#### Exercise instructions
Reproduce word for word the passage of the warehousing credit amendment below that falls between "THIS AMENDMENT NO." and "in the Credit Agreement.", inclusive.

#### Document
■ ■ ■ ■ ■

AMENDMENT NO. 2
TO WAREHOUSING CREDIT AGREEMENT
(American Finance Group, Inc.)
THIS AMENDMENT NO. 2 TO WAREHOUSING CREDIT AGREEMENT dated as of
October 3, 1997 (the "Amendment"), is entered into by and among AMERICAN FINANCE
GROUP, a Delaware corporation ("Borrower"), FIRST UNION NATIONAL BANK OF NORTH
CAROLINA ("FUNB"), FLEET BANK, N.A. ("Fleet") and each other financial
institution which may hereafter execute and deliver an instrument of assignment
pursuant to Section 11.10 of the Credit Agreement (as defined below) (any one
financial institution individually, a "Lender," and collectively, "Lenders"),
and FUNB, as agent on behalf of Lenders (not in its individual capacity, but
solely as agent, "Agent"). Capitalized terms used herein without definition
shall have the same meanings herein as given to them in the Credit Agreement.
RECITALS
A. Borrower, Lenders and Agent have entered into that Warehousing
Credit Agreement dated as of May 31, 1996, as amended by that Amendment No. 1 to
Warehousing Credit Agreement dated as of November 5, 1996 (as so amended, the
"Credit Agreement"), by and among Borrower, FUNB (as the sole Lender party
thereto), and Agent pursuant to which Lenders have agreed to extend and make
available to Borrower certain advances of money.
B. Borrower desires that Lenders and Agent amend the Credit Agreement
to extend the Commitment Termination Date from October 3, 1997 to November 3,
1997.
C. Subject to the representations and warranties of Borrower and upon
the terms and conditions set forth in this Amendment, Lenders and Agent are
willing to so amend the Credit Agreement.

■ ■ ■ ■ ■

#### Stored records
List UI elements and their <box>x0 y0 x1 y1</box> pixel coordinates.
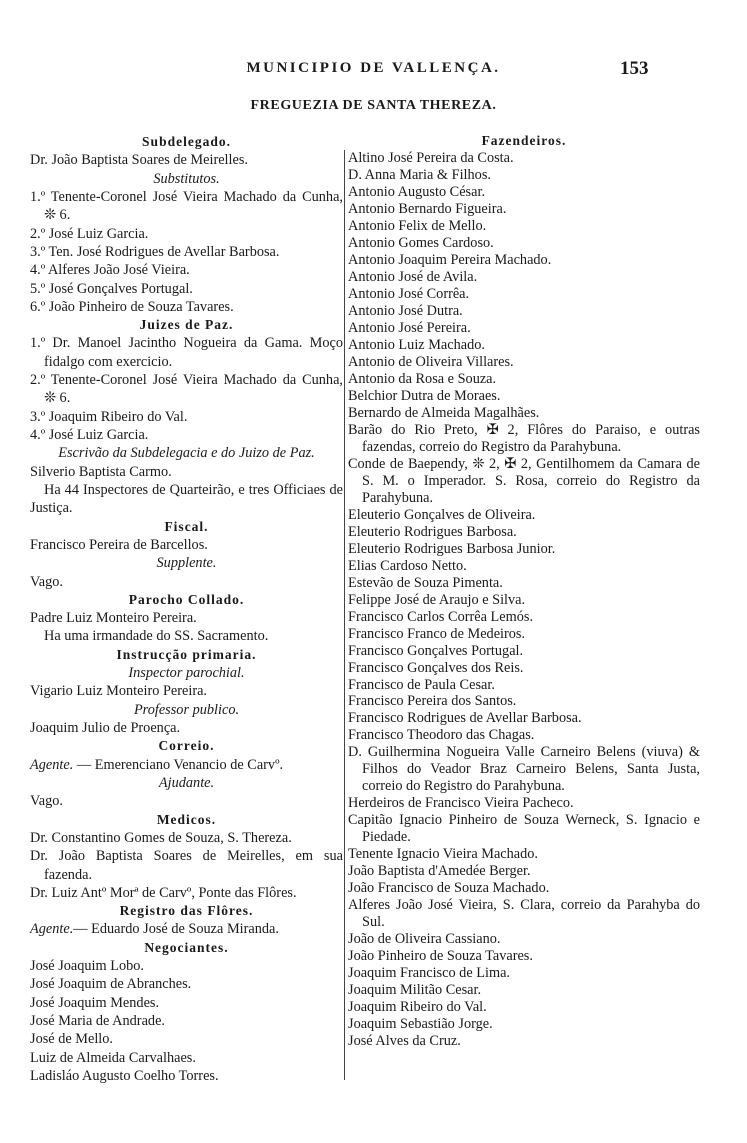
list-item <box>348 184 700 201</box>
section-heading <box>30 591 343 609</box>
entry-text: — Emerenciano Venancio de Carvº. <box>73 756 284 773</box>
list-item <box>348 371 700 388</box>
section-heading <box>30 133 343 151</box>
entry-text: 2.º Tenente-Coronel José Vieira Machado da Cunha, ❊ 6. <box>30 372 343 407</box>
entry-text: Antonio José Pereira. <box>348 319 471 336</box>
section-heading <box>30 811 343 829</box>
entry-text: José de Mello. <box>30 1031 113 1048</box>
entry-text: Bernardo de Almeida Magalhães. <box>348 404 540 421</box>
list-item <box>348 897 700 931</box>
entry-text: Fazendeiros. <box>481 133 567 148</box>
role-label: Agente. <box>30 921 74 938</box>
list-item <box>348 727 700 744</box>
list-item <box>348 677 700 694</box>
entry-text: Francisco Gonçalves Portugal. <box>348 642 524 659</box>
list-item <box>30 756 343 774</box>
list-item <box>30 682 343 700</box>
entry-text: Joaquim Francisco de Lima. <box>348 965 510 982</box>
entry-text: João de Oliveira Cassiano. <box>348 931 501 948</box>
entry-text: Vago. <box>30 793 63 810</box>
entry-text: Antonio José Dutra. <box>348 302 463 319</box>
list-item <box>348 795 700 812</box>
list-item <box>30 920 343 938</box>
entry-text: Conde de Baependy, ❊ 2, ✠ 2, Gentilhomem da Camara de S. M. o Imperador. S. Rosa, correio do Registro da Parahybuna. <box>348 455 700 506</box>
list-item <box>348 252 700 269</box>
entry-text: Herdeiros de Francisco Vieira Pacheco. <box>348 795 574 812</box>
entry-text: 3.º Joaquim Ribeiro do Val. <box>30 408 188 425</box>
entry-text: Alferes João José Vieira, S. Clara, correio da Parahyba do Sul. <box>348 897 700 931</box>
section-heading <box>348 133 700 150</box>
list-item <box>30 994 343 1012</box>
subsection-heading <box>30 554 343 572</box>
entry-text: Francisco Pereira de Barcellos. <box>30 536 208 553</box>
list-item <box>348 167 700 184</box>
list-item <box>348 626 700 643</box>
list-item <box>348 592 700 609</box>
list-item <box>30 1049 343 1067</box>
list-item <box>348 286 700 303</box>
list-item <box>348 150 700 167</box>
entry-text: Dr. Luiz Antº Morª de Carvº, Ponte das Flôres. <box>30 884 297 901</box>
subsection-heading <box>30 170 343 188</box>
list-item <box>348 710 700 727</box>
entry-text: Fiscal. <box>164 518 209 534</box>
entry-text: João Baptista d'Amedée Berger. <box>348 863 531 880</box>
list-item <box>30 334 343 371</box>
entry-text: Ladisláo Augusto Coelho Torres. <box>30 1067 219 1084</box>
entry-text: Ha 44 Inspectores de Quarteirão, e tres Officiaes de Justiça. <box>30 481 343 517</box>
entry-text: Joaquim Sebastião Jorge. <box>348 1016 493 1033</box>
entry-text: Barão do Rio Preto, ✠ 2, Flôres do Paraiso, e outras fazendas, correio do Registro da Parahybuna. <box>348 421 700 455</box>
entry-text: Francisco Theodoro das Chagas. <box>348 727 535 744</box>
list-item <box>348 880 700 897</box>
entry-text: 3.º Ten. José Rodrigues de Avellar Barbosa. <box>30 243 280 260</box>
entry-text: Elias Cardoso Netto. <box>348 557 467 574</box>
list-item <box>30 536 343 554</box>
list-item <box>348 982 700 999</box>
subsection-heading <box>30 701 343 719</box>
entry-text: Instrucção primaria. <box>116 646 257 662</box>
list-item <box>348 456 700 507</box>
entry-text: Vigario Luiz Monteiro Pereira. <box>30 683 208 700</box>
list-item <box>30 957 343 975</box>
entry-text: Eleuterio Rodrigues Barbosa. <box>348 523 517 540</box>
list-item <box>30 609 343 627</box>
entry-text: Juizes de Paz. <box>139 317 234 333</box>
entry-text: Professor publico. <box>133 701 240 718</box>
list-item <box>30 847 343 884</box>
role-label: Agente. <box>30 756 74 773</box>
right-column <box>348 133 700 1050</box>
entry-text: 2.º José Luiz Garcia. <box>30 225 149 242</box>
page-number: 153 <box>620 58 649 79</box>
list-item <box>348 660 700 677</box>
list-item <box>348 999 700 1016</box>
section-heading <box>30 902 343 920</box>
entry-text: Antonio Augusto César. <box>348 183 486 200</box>
subsection-heading <box>30 444 343 462</box>
entry-text: Escrivão da Subdelegacia e do Juizo de Paz. <box>58 445 315 462</box>
entry-text: Francisco Rodrigues de Avellar Barbosa. <box>348 710 582 727</box>
entry-text: Antonio Gomes Cardoso. <box>348 234 494 251</box>
list-item <box>30 463 343 481</box>
list-item <box>348 235 700 252</box>
list-item <box>348 524 700 541</box>
entry-text: João Pinheiro de Souza Tavares. <box>348 948 533 965</box>
entry-text: 4.º José Luiz Garcia. <box>30 427 149 443</box>
list-item <box>30 261 343 279</box>
list-item <box>348 1033 700 1050</box>
entry-text: Francisco de Paula Cesar. <box>348 676 495 693</box>
list-item <box>348 965 700 982</box>
left-column <box>30 133 343 1085</box>
entry-text: Estevão de Souza Pimenta. <box>348 574 503 591</box>
entry-text: Inspector parochial. <box>128 665 245 682</box>
list-item <box>348 388 700 405</box>
entry-text: Silverio Baptista Carmo. <box>30 463 172 480</box>
entry-text: Antonio Joaquim Pereira Machado. <box>348 251 552 268</box>
entry-text: Francisco Carlos Corrêa Lemós. <box>348 608 534 625</box>
list-item <box>30 792 343 810</box>
section-heading <box>30 939 343 957</box>
entry-text: Substitutos. <box>153 170 220 187</box>
entry-text: 6.º João Pinheiro de Souza Tavares. <box>30 298 234 315</box>
list-item <box>348 269 700 286</box>
entry-text: Eleuterio Rodrigues Barbosa Junior. <box>348 540 556 557</box>
section-heading <box>30 737 343 755</box>
list-item <box>348 337 700 354</box>
entry-text: Francisco Pereira dos Santos. <box>348 693 517 710</box>
entry-text: Ha uma irmandade do SS. Sacramento. <box>44 628 269 645</box>
entry-text: 5.º José Gonçalves Portugal. <box>30 280 193 297</box>
entry-text: José Maria de Andrade. <box>30 1013 165 1029</box>
list-item <box>30 573 343 591</box>
entry-text: Antonio José de Avila. <box>348 268 478 285</box>
entry-text: Negociantes. <box>144 939 229 955</box>
list-item <box>30 975 343 993</box>
list-item <box>348 575 700 592</box>
entry-text: Dr. João Baptista Soares de Meirelles. <box>30 152 248 169</box>
list-item <box>30 426 343 444</box>
section-heading <box>30 518 343 536</box>
paragraph <box>30 627 343 645</box>
entry-text: Tenente Ignacio Vieira Machado. <box>348 846 539 863</box>
entry-text: Felippe José de Araujo e Silva. <box>348 591 526 608</box>
entry-text: Registro das Flôres. <box>119 903 254 919</box>
list-item <box>30 225 343 243</box>
paragraph <box>30 481 343 518</box>
entry-text: Medicos. <box>156 811 217 827</box>
entry-text: José Joaquim Mendes. <box>30 994 160 1011</box>
entry-text: Antonio da Rosa e Souza. <box>348 370 497 387</box>
entry-text: Vago. <box>30 573 63 590</box>
list-item <box>348 643 700 660</box>
list-item <box>348 422 700 456</box>
list-item <box>30 371 343 408</box>
entry-text: 1.º Tenente-Coronel José Vieira Machado da Cunha, ❊ 6. <box>30 188 343 224</box>
entry-text: José Joaquim Lobo. <box>30 958 144 975</box>
entry-text: Supplente. <box>156 555 217 572</box>
list-item <box>348 863 700 880</box>
list-item <box>348 846 700 863</box>
entry-text: Eleuterio Gonçalves de Oliveira. <box>348 506 536 523</box>
entry-text: Subdelegado. <box>142 134 231 149</box>
subsection-heading <box>30 664 343 682</box>
entry-text: Parocho Collado. <box>128 591 245 607</box>
list-item <box>348 507 700 524</box>
column-divider <box>344 150 345 1080</box>
entry-text: Francisco Franco de Medeiros. <box>348 625 526 642</box>
entry-text: Luiz de Almeida Carvalhaes. <box>30 1049 196 1066</box>
entry-text: D. Guilhermina Nogueira Valle Carneiro Belens (viuva) & Filhos do Veador Braz Carneiro Belens, Santa Justa, correio do Registro do Parahybuna. <box>348 744 700 795</box>
list-item <box>348 354 700 371</box>
list-item <box>30 719 343 737</box>
list-item <box>348 1016 700 1033</box>
entry-text: Joaquim Militão Cesar. <box>348 982 482 999</box>
list-item <box>348 405 700 422</box>
list-item <box>348 541 700 558</box>
running-head: MUNICIPIO DE VALLENÇA. <box>246 60 501 76</box>
list-item <box>30 1067 343 1085</box>
list-item <box>348 320 700 337</box>
entry-text: Padre Luiz Monteiro Pereira. <box>30 610 197 627</box>
entry-text: Capitão Ignacio Pinheiro de Souza Werneck, S. Ignacio e Piedade. <box>348 812 700 846</box>
list-item <box>348 931 700 948</box>
list-item <box>348 744 700 795</box>
list-item <box>30 280 343 298</box>
entry-text: Antonio de Oliveira Villares. <box>348 353 514 370</box>
list-item <box>348 609 700 626</box>
entry-text: Joaquim Julio de Proença. <box>30 720 181 736</box>
entry-text: José Joaquim de Abranches. <box>30 976 192 993</box>
list-item <box>348 812 700 846</box>
entry-text: João Francisco de Souza Machado. <box>348 880 550 897</box>
section-heading <box>30 646 343 664</box>
entry-text: Antonio Bernardo Figueira. <box>348 200 507 217</box>
entry-text: Joaquim Ribeiro do Val. <box>348 999 487 1016</box>
entry-text: Altino José Pereira da Costa. <box>348 149 514 166</box>
list-item <box>348 303 700 320</box>
entry-text: Dr. Constantino Gomes de Souza, S. Thereza. <box>30 829 292 846</box>
entry-text: Antonio Felix de Mello. <box>348 217 487 234</box>
list-item <box>30 151 343 169</box>
subsection-heading <box>30 774 343 792</box>
list-item <box>348 693 700 710</box>
parish-title: FREGUEZIA DE SANTA THEREZA. <box>250 98 497 113</box>
entry-text: Dr. João Baptista Soares de Meirelles, em sua fazenda. <box>30 848 343 883</box>
entry-text: 4.º Alferes João José Vieira. <box>30 262 190 279</box>
list-item <box>30 298 343 316</box>
list-item <box>30 243 343 261</box>
entry-text: D. Anna Maria & Filhos. <box>348 166 491 183</box>
entry-text: Antonio Luiz Machado. <box>348 336 485 353</box>
list-item <box>30 884 343 902</box>
entry-text: 1.º Dr. Manoel Jacintho Nogueira da Gama. Moço fidalgo com exercicio. <box>30 335 343 370</box>
section-heading <box>30 316 343 334</box>
list-item <box>348 948 700 965</box>
entry-text: Francisco Gonçalves dos Reis. <box>348 659 524 676</box>
list-item <box>30 408 343 426</box>
list-item <box>348 218 700 235</box>
list-item <box>30 1012 343 1030</box>
entry-text: José Alves da Cruz. <box>348 1033 461 1050</box>
list-item <box>348 558 700 575</box>
list-item <box>30 1030 343 1048</box>
entry-text: Belchior Dutra de Moraes. <box>348 387 501 404</box>
entry-text: — Eduardo José de Souza Miranda. <box>73 921 279 938</box>
entry-text: Ajudante. <box>158 774 215 791</box>
entry-text: Correio. <box>158 738 215 754</box>
entry-text: Antonio José Corrêa. <box>348 285 470 302</box>
list-item <box>348 201 700 218</box>
list-item <box>30 188 343 225</box>
list-item <box>30 829 343 847</box>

■ ■ ■ ■ ■

#### Task result
THIS AMENDMENT NO. 2 TO WAREHOUSING CREDIT AGREEMENT dated as of
October 3, 1997 (the "Amendment"), is entered into by and among AMERICAN FINANCE
GROUP, a Delaware corporation ("Borrower"), FIRST UNION NATIONAL BANK OF NORTH
CAROLINA ("FUNB"), FLEET BANK, N.A. ("Fleet") and each other financial
institution which may hereafter execute and deliver an instrument of assignment
pursuant to Section 11.10 of the Credit Agreement (as defined below) (any one
financial institution individually, a "Lender," and collectively, "Lenders"),
and FUNB, as agent on behalf of Lenders (not in its individual capacity, but
solely as agent, "Agent"). Capitalized terms used herein without definition
shall have the same meanings herein as given to them in the Credit Agreement.